* start *

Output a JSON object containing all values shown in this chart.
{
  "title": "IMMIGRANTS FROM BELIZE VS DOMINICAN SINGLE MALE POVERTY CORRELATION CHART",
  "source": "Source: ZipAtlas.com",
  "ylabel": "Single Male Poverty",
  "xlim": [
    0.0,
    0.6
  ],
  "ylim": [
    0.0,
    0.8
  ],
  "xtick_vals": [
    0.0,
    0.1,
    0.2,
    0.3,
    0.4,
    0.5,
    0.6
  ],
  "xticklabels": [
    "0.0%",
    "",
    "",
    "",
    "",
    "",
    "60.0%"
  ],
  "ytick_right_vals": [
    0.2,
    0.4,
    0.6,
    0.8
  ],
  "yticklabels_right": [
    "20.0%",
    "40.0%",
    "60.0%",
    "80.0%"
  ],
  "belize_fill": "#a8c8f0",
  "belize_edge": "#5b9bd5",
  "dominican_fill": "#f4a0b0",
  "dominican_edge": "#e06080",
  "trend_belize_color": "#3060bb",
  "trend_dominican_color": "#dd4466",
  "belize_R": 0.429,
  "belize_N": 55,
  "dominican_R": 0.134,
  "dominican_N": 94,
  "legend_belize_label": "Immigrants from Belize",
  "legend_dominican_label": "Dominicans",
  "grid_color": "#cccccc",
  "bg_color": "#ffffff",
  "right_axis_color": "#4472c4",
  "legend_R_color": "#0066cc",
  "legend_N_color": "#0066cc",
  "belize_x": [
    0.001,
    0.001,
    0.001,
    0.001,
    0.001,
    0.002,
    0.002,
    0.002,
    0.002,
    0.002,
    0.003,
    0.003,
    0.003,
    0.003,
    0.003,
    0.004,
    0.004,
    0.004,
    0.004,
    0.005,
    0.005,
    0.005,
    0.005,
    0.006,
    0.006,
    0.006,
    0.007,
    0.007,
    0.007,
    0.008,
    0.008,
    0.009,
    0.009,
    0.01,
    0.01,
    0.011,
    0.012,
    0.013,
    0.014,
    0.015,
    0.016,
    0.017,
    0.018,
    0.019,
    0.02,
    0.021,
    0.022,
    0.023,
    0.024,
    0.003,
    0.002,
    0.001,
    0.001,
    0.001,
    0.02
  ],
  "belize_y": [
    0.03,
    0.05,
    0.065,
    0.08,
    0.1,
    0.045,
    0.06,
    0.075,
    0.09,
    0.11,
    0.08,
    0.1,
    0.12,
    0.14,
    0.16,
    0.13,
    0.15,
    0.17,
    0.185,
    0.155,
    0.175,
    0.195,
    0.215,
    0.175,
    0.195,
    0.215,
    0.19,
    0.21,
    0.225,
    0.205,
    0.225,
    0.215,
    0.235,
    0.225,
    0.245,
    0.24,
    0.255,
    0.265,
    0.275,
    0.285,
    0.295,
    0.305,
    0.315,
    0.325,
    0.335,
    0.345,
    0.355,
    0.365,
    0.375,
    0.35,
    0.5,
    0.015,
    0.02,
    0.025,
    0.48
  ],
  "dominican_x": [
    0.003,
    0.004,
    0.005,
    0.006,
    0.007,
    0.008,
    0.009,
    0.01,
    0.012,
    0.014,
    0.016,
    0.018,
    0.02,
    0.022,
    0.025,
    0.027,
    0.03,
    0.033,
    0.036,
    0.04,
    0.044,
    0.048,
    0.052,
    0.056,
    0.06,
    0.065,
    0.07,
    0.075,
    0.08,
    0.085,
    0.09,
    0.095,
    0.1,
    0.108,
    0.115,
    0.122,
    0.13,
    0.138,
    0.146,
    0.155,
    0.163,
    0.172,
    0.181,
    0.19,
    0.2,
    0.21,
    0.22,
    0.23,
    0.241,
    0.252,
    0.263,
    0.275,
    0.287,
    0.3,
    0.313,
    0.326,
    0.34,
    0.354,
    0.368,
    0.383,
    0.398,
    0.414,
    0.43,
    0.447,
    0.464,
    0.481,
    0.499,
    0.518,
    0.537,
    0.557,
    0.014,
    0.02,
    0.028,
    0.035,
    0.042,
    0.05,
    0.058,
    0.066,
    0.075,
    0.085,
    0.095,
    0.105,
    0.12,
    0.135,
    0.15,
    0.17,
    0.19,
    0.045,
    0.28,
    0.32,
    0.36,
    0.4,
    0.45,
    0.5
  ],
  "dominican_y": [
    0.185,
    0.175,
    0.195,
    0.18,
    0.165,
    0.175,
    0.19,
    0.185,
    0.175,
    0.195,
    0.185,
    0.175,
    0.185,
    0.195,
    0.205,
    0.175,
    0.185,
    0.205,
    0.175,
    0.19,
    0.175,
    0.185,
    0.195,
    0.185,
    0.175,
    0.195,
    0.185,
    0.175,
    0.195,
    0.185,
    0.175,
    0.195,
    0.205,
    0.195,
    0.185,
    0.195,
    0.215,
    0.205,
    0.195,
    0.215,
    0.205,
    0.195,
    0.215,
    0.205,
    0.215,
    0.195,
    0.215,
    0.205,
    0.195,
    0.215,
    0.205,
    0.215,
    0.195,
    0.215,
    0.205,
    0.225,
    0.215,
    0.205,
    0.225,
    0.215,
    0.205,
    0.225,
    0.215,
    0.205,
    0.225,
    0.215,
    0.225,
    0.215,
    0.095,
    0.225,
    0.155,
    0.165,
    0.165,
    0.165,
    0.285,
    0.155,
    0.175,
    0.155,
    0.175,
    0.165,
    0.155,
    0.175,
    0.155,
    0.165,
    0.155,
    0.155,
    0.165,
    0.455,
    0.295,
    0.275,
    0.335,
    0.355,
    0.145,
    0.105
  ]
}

* end *

_REQUIREMENT:_ Without omitting anything, output the entries exactly.

_ANSWER TO THIS PROBLEM:_
Output a JSON object containing all values shown in this chart.
{
  "title": "IMMIGRANTS FROM BELIZE VS DOMINICAN SINGLE MALE POVERTY CORRELATION CHART",
  "source": "Source: ZipAtlas.com",
  "ylabel": "Single Male Poverty",
  "xlim": [
    0.0,
    0.6
  ],
  "ylim": [
    0.0,
    0.8
  ],
  "xtick_vals": [
    0.0,
    0.1,
    0.2,
    0.3,
    0.4,
    0.5,
    0.6
  ],
  "xticklabels": [
    "0.0%",
    "",
    "",
    "",
    "",
    "",
    "60.0%"
  ],
  "ytick_right_vals": [
    0.2,
    0.4,
    0.6,
    0.8
  ],
  "yticklabels_right": [
    "20.0%",
    "40.0%",
    "60.0%",
    "80.0%"
  ],
  "belize_fill": "#a8c8f0",
  "belize_edge": "#5b9bd5",
  "dominican_fill": "#f4a0b0",
  "dominican_edge": "#e06080",
  "trend_belize_color": "#3060bb",
  "trend_dominican_color": "#dd4466",
  "belize_R": 0.429,
  "belize_N": 55,
  "dominican_R": 0.134,
  "dominican_N": 94,
  "legend_belize_label": "Immigrants from Belize",
  "legend_dominican_label": "Dominicans",
  "grid_color": "#cccccc",
  "bg_color": "#ffffff",
  "right_axis_color": "#4472c4",
  "legend_R_color": "#0066cc",
  "legend_N_color": "#0066cc",
  "belize_x": [
    0.001,
    0.001,
    0.001,
    0.001,
    0.001,
    0.002,
    0.002,
    0.002,
    0.002,
    0.002,
    0.003,
    0.003,
    0.003,
    0.003,
    0.003,
    0.004,
    0.004,
    0.004,
    0.004,
    0.005,
    0.005,
    0.005,
    0.005,
    0.006,
    0.006,
    0.006,
    0.007,
    0.007,
    0.007,
    0.008,
    0.008,
    0.009,
    0.009,
    0.01,
    0.01,
    0.011,
    0.012,
    0.013,
    0.014,
    0.015,
    0.016,
    0.017,
    0.018,
    0.019,
    0.02,
    0.021,
    0.022,
    0.023,
    0.024,
    0.003,
    0.002,
    0.001,
    0.001,
    0.001,
    0.02
  ],
  "belize_y": [
    0.03,
    0.05,
    0.065,
    0.08,
    0.1,
    0.045,
    0.06,
    0.075,
    0.09,
    0.11,
    0.08,
    0.1,
    0.12,
    0.14,
    0.16,
    0.13,
    0.15,
    0.17,
    0.185,
    0.155,
    0.175,
    0.195,
    0.215,
    0.175,
    0.195,
    0.215,
    0.19,
    0.21,
    0.225,
    0.205,
    0.225,
    0.215,
    0.235,
    0.225,
    0.245,
    0.24,
    0.255,
    0.265,
    0.275,
    0.285,
    0.295,
    0.305,
    0.315,
    0.325,
    0.335,
    0.345,
    0.355,
    0.365,
    0.375,
    0.35,
    0.5,
    0.015,
    0.02,
    0.025,
    0.48
  ],
  "dominican_x": [
    0.003,
    0.004,
    0.005,
    0.006,
    0.007,
    0.008,
    0.009,
    0.01,
    0.012,
    0.014,
    0.016,
    0.018,
    0.02,
    0.022,
    0.025,
    0.027,
    0.03,
    0.033,
    0.036,
    0.04,
    0.044,
    0.048,
    0.052,
    0.056,
    0.06,
    0.065,
    0.07,
    0.075,
    0.08,
    0.085,
    0.09,
    0.095,
    0.1,
    0.108,
    0.115,
    0.122,
    0.13,
    0.138,
    0.146,
    0.155,
    0.163,
    0.172,
    0.181,
    0.19,
    0.2,
    0.21,
    0.22,
    0.23,
    0.241,
    0.252,
    0.263,
    0.275,
    0.287,
    0.3,
    0.313,
    0.326,
    0.34,
    0.354,
    0.368,
    0.383,
    0.398,
    0.414,
    0.43,
    0.447,
    0.464,
    0.481,
    0.499,
    0.518,
    0.537,
    0.557,
    0.014,
    0.02,
    0.028,
    0.035,
    0.042,
    0.05,
    0.058,
    0.066,
    0.075,
    0.085,
    0.095,
    0.105,
    0.12,
    0.135,
    0.15,
    0.17,
    0.19,
    0.045,
    0.28,
    0.32,
    0.36,
    0.4,
    0.45,
    0.5
  ],
  "dominican_y": [
    0.185,
    0.175,
    0.195,
    0.18,
    0.165,
    0.175,
    0.19,
    0.185,
    0.175,
    0.195,
    0.185,
    0.175,
    0.185,
    0.195,
    0.205,
    0.175,
    0.185,
    0.205,
    0.175,
    0.19,
    0.175,
    0.185,
    0.195,
    0.185,
    0.175,
    0.195,
    0.185,
    0.175,
    0.195,
    0.185,
    0.175,
    0.195,
    0.205,
    0.195,
    0.185,
    0.195,
    0.215,
    0.205,
    0.195,
    0.215,
    0.205,
    0.195,
    0.215,
    0.205,
    0.215,
    0.195,
    0.215,
    0.205,
    0.195,
    0.215,
    0.205,
    0.215,
    0.195,
    0.215,
    0.205,
    0.225,
    0.215,
    0.205,
    0.225,
    0.215,
    0.205,
    0.225,
    0.215,
    0.205,
    0.225,
    0.215,
    0.225,
    0.215,
    0.095,
    0.225,
    0.155,
    0.165,
    0.165,
    0.165,
    0.285,
    0.155,
    0.175,
    0.155,
    0.175,
    0.165,
    0.155,
    0.175,
    0.155,
    0.165,
    0.155,
    0.155,
    0.165,
    0.455,
    0.295,
    0.275,
    0.335,
    0.355,
    0.145,
    0.105
  ]
}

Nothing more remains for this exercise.